● What you have to do:
Quote the whole listing word for word. Do not include the pictures.
########################################
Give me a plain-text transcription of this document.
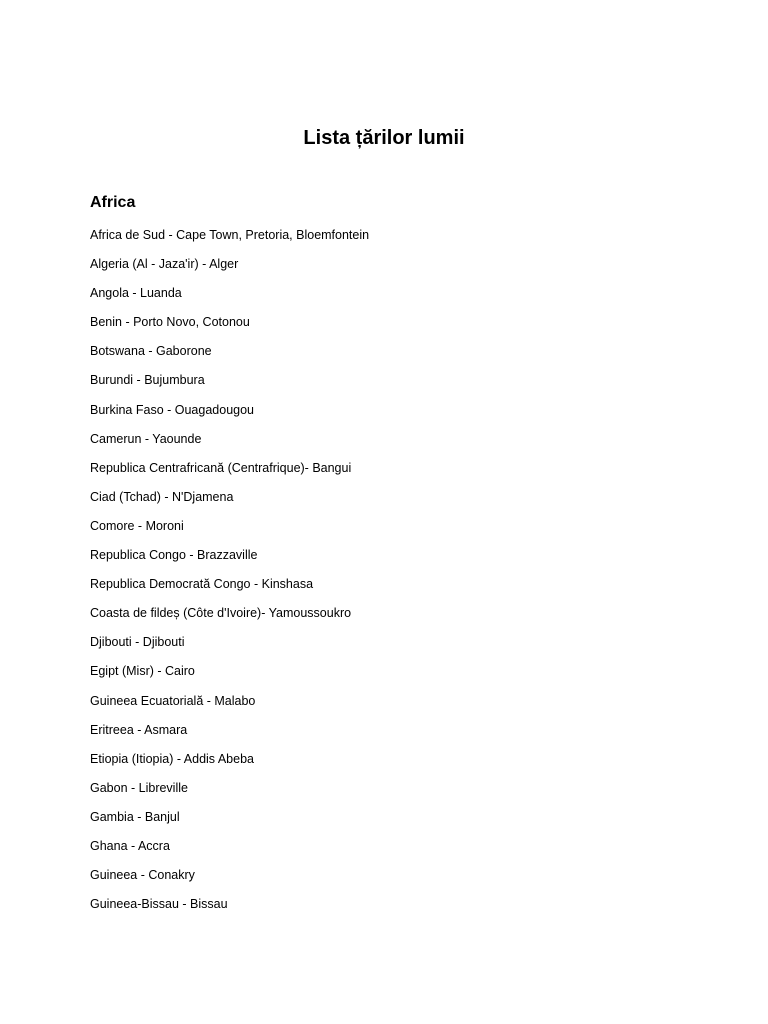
Lista țărilor lumii
Africa
Africa de Sud - Cape Town, Pretoria, Bloemfontein
Algeria (Al - Jaza'ir) - Alger
Angola - Luanda
Benin - Porto Novo, Cotonou
Botswana - Gaborone
Burundi - Bujumbura
Burkina Faso - Ouagadougou
Camerun - Yaounde
Republica Centrafricană (Centrafrique)- Bangui
Ciad (Tchad) - N'Djamena
Comore - Moroni
Republica Congo - Brazzaville
Republica Democrată Congo - Kinshasa
Coasta de fildeș (Côte d'Ivoire)- Yamoussoukro
Djibouti - Djibouti
Egipt (Misr) - Cairo
Guineea Ecuatorială - Malabo
Eritreea - Asmara
Etiopia (Itiopia) - Addis Abeba
Gabon - Libreville
Gambia - Banjul
Ghana - Accra
Guineea - Conakry
Guineea-Bissau - Bissau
########################################
● Worked solution:
Give me a plain-text transcription of this document.
Lista țărilor lumii
Africa
Africa de Sud - Cape Town, Pretoria, Bloemfontein
Algeria (Al - Jaza'ir) - Alger
Angola - Luanda
Benin - Porto Novo, Cotonou
Botswana - Gaborone
Burundi - Bujumbura
Burkina Faso - Ouagadougou
Camerun - Yaounde
Republica Centrafricană (Centrafrique)- Bangui
Ciad (Tchad) - N'Djamena
Comore - Moroni
Republica Congo - Brazzaville
Republica Democrată Congo - Kinshasa
Coasta de fildeș (Côte d'Ivoire)- Yamoussoukro
Djibouti - Djibouti
Egipt (Misr) - Cairo
Guineea Ecuatorială - Malabo
Eritreea - Asmara
Etiopia (Itiopia) - Addis Abeba
Gabon - Libreville
Gambia - Banjul
Ghana - Accra
Guineea - Conakry
Guineea-Bissau - Bissau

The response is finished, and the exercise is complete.